Data entries:
########

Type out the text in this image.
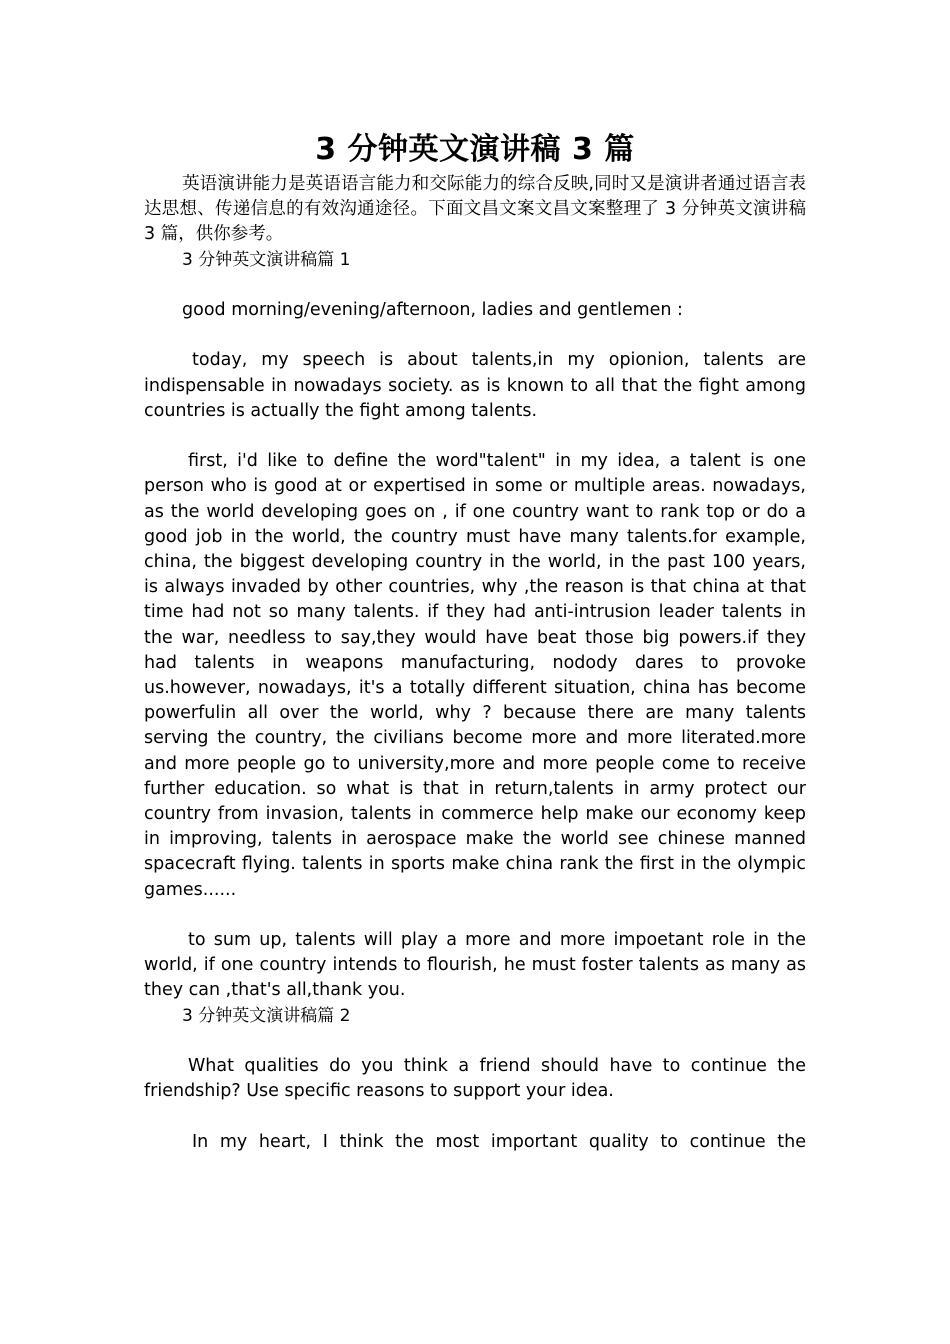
3 分钟英文演讲稿 3 篇

英语演讲能力是英语语言能力和交际能力的综合反映,同时又是演讲者通过语言表达思想、传递信息的有效沟通途径。下面文昌文案文昌文案整理了 3 分钟英文演讲稿 3 篇，供你参考。

3 分钟英文演讲稿篇 1

good morning/evening/afternoon, ladies and gentlemen :

today, my speech is about talents,in my opionion, talents are indispensable in nowadays society. as is known to all that the fight among countries is actually the fight among talents.

first, i'd like to define the word"talent" in my idea, a talent is one person who is good at or expertised in some or multiple areas. nowadays, as the world developing goes on , if one country want to rank top or do a good job in the world, the country must have many talents.for example, china, the biggest developing country in the world, in the past 100 years, is always invaded by other countries, why ,the reason is that china at that time had not so many talents. if they had anti-intrusion leader talents in the war, needless to say,they would have beat those big powers.if they had talents in weapons manufacturing, nodody dares to provoke us.however, nowadays, it's a totally different situation, china has become powerfulin all over the world, why ? because there are many talents serving the country, the civilians become more and more literated.more and more people go to university,more and more people come to receive further education. so what is that in return,talents in army protect our country from invasion, talents in commerce help make our economy keep in improving, talents in aerospace make the world see chinese manned spacecraft flying. talents in sports make china rank the first in the olympic games......

to sum up, talents will play a more and more impoetant role in the world, if one country intends to flourish, he must foster talents as many as they can ,that's all,thank you.

3 分钟英文演讲稿篇 2

What qualities do you think a friend should have to continue the friendship? Use specific reasons to support your idea.

In my heart, I think the most important quality to continue the
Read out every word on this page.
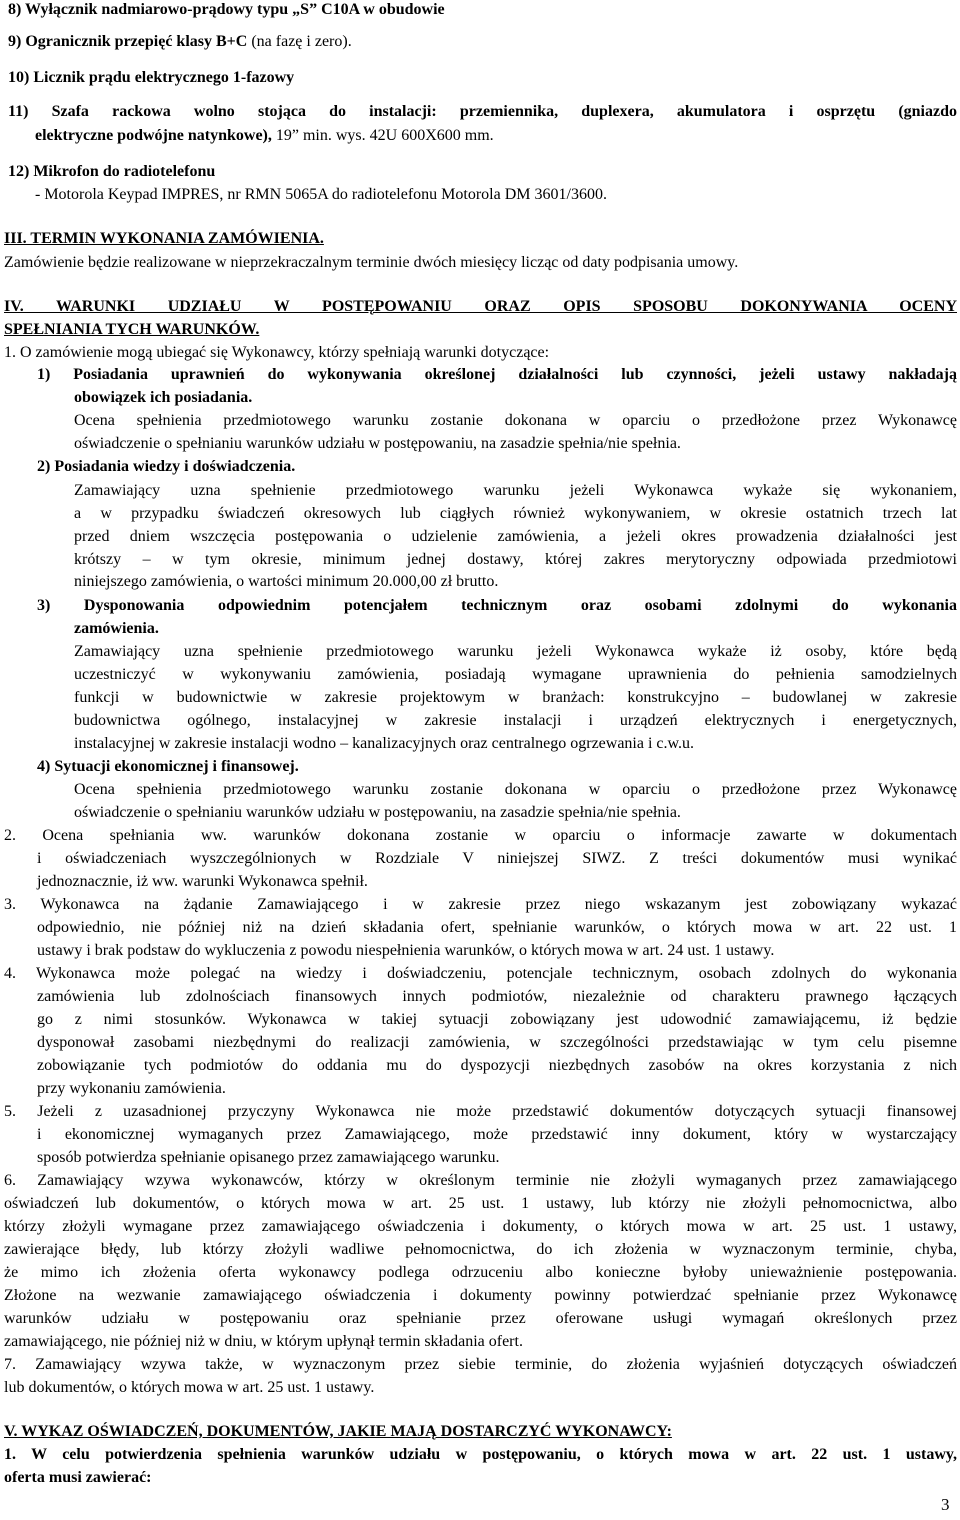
8) Wyłącznik nadmiarowo-prądowy typu „S” C10A w obudowie
9) Ogranicznik przepięć klasy B+C (na fazę i zero).
10) Licznik prądu elektrycznego 1-fazowy
11) Szafa rackowa wolno stojąca do instalacji: przemiennika, duplexera, akumulatora i osprzętu (gniazdo
elektryczne podwójne natynkowe), 19” min. wys. 42U 600X600 mm.
12) Mikrofon do radiotelefonu
- Motorola Keypad IMPRES, nr RMN 5065A do radiotelefonu Motorola DM 3601/3600.
III. TERMIN WYKONANIA ZAMÓWIENIA.
Zamówienie będzie realizowane w nieprzekraczalnym terminie dwóch miesięcy licząc od daty podpisania umowy.
IV. WARUNKI UDZIAŁU W POSTĘPOWANIU ORAZ OPIS SPOSOBU DOKONYWANIA OCENY
SPEŁNIANIA TYCH WARUNKÓW.
1. O zamówienie mogą ubiegać się Wykonawcy, którzy spełniają warunki dotyczące:
1) Posiadania uprawnień do wykonywania określonej działalności lub czynności, jeżeli ustawy nakładają
obowiązek ich posiadania.
Ocena spełnienia przedmiotowego warunku zostanie dokonana w oparciu o przedłożone przez Wykonawcę
oświadczenie o spełnianiu warunków udziału w postępowaniu, na zasadzie spełnia/nie spełnia.
2) Posiadania wiedzy i doświadczenia.
Zamawiający uzna spełnienie przedmiotowego warunku jeżeli Wykonawca wykaże się wykonaniem,
a w przypadku świadczeń okresowych lub ciągłych również wykonywaniem, w okresie ostatnich trzech lat
przed dniem wszczęcia postępowania o udzielenie zamówienia, a jeżeli okres prowadzenia działalności jest
krótszy – w tym okresie, minimum jednej dostawy, której zakres merytoryczny odpowiada przedmiotowi
niniejszego zamówienia, o wartości minimum 20.000,00 zł brutto.
3) Dysponowania odpowiednim potencjałem technicznym oraz osobami zdolnymi do wykonania
zamówienia.
Zamawiający uzna spełnienie przedmiotowego warunku jeżeli Wykonawca wykaże iż osoby, które będą
uczestniczyć w wykonywaniu zamówienia, posiadają wymagane uprawnienia do pełnienia samodzielnych
funkcji w budownictwie w zakresie projektowym w branżach: konstrukcyjno – budowlanej w zakresie
budownictwa ogólnego, instalacyjnej w zakresie instalacji i urządzeń elektrycznych i energetycznych,
instalacyjnej w zakresie instalacji wodno – kanalizacyjnych oraz centralnego ogrzewania i c.w.u.
4) Sytuacji ekonomicznej i finansowej.
Ocena spełnienia przedmiotowego warunku zostanie dokonana w oparciu o przedłożone przez Wykonawcę
oświadczenie o spełnianiu warunków udziału w postępowaniu, na zasadzie spełnia/nie spełnia.
2. Ocena spełniania ww. warunków dokonana zostanie w oparciu o informacje zawarte w dokumentach
i oświadczeniach wyszczególnionych w Rozdziale V niniejszej SIWZ. Z treści dokumentów musi wynikać
jednoznacznie, iż ww. warunki Wykonawca spełnił.
3. Wykonawca na żądanie Zamawiającego i w zakresie przez niego wskazanym jest zobowiązany wykazać
odpowiednio, nie później niż na dzień składania ofert, spełnianie warunków, o których mowa w art. 22 ust. 1
ustawy i brak podstaw do wykluczenia z powodu niespełnienia warunków, o których mowa w art. 24 ust. 1 ustawy.
4. Wykonawca może polegać na wiedzy i doświadczeniu, potencjale technicznym, osobach zdolnych do wykonania
zamówienia lub zdolnościach finansowych innych podmiotów, niezależnie od charakteru prawnego łączących
go z nimi stosunków. Wykonawca w takiej sytuacji zobowiązany jest udowodnić zamawiającemu, iż będzie
dysponował zasobami niezbędnymi do realizacji zamówienia, w szczególności przedstawiając w tym celu pisemne
zobowiązanie tych podmiotów do oddania mu do dyspozycji niezbędnych zasobów na okres korzystania z nich
przy wykonaniu zamówienia.
5. Jeżeli z uzasadnionej przyczyny Wykonawca nie może przedstawić dokumentów dotyczących sytuacji finansowej
i ekonomicznej wymaganych przez Zamawiającego, może przedstawić inny dokument, który w wystarczający
sposób potwierdza spełnianie opisanego przez zamawiającego warunku.
6. Zamawiający wzywa wykonawców, którzy w określonym terminie nie złożyli wymaganych przez zamawiającego
oświadczeń lub dokumentów, o których mowa w art. 25 ust. 1 ustawy, lub którzy nie złożyli pełnomocnictwa, albo
którzy złożyli wymagane przez zamawiającego oświadczenia i dokumenty, o których mowa w art. 25 ust. 1 ustawy,
zawierające błędy, lub którzy złożyli wadliwe pełnomocnictwa, do ich złożenia w wyznaczonym terminie, chyba,
że mimo ich złożenia oferta wykonawcy podlega odrzuceniu albo konieczne byłoby unieważnienie postępowania.
Złożone na wezwanie zamawiającego oświadczenia i dokumenty powinny potwierdzać spełnianie przez Wykonawcę
warunków udziału w postępowaniu oraz spełnianie przez oferowane usługi wymagań określonych przez
zamawiającego, nie później niż w dniu, w którym upłynął termin składania ofert.
7. Zamawiający wzywa także, w wyznaczonym przez siebie terminie, do złożenia wyjaśnień dotyczących oświadczeń
lub dokumentów, o których mowa w art. 25 ust. 1 ustawy.
V. WYKAZ OŚWIADCZEŃ, DOKUMENTÓW, JAKIE MAJĄ DOSTARCZYĆ WYKONAWCY:
1. W celu potwierdzenia spełnienia warunków udziału w postępowaniu, o których mowa w art. 22 ust. 1 ustawy,
oferta musi zawierać:
3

########

Exercise details: Read through the data and copy every line where "ekonomicznej" shows up.

Expected answer:
4) Sytuacji ekonomicznej i finansowej.
i ekonomicznej wymaganych przez Zamawiającego, może przedstawić inny dokument, który w wystarczający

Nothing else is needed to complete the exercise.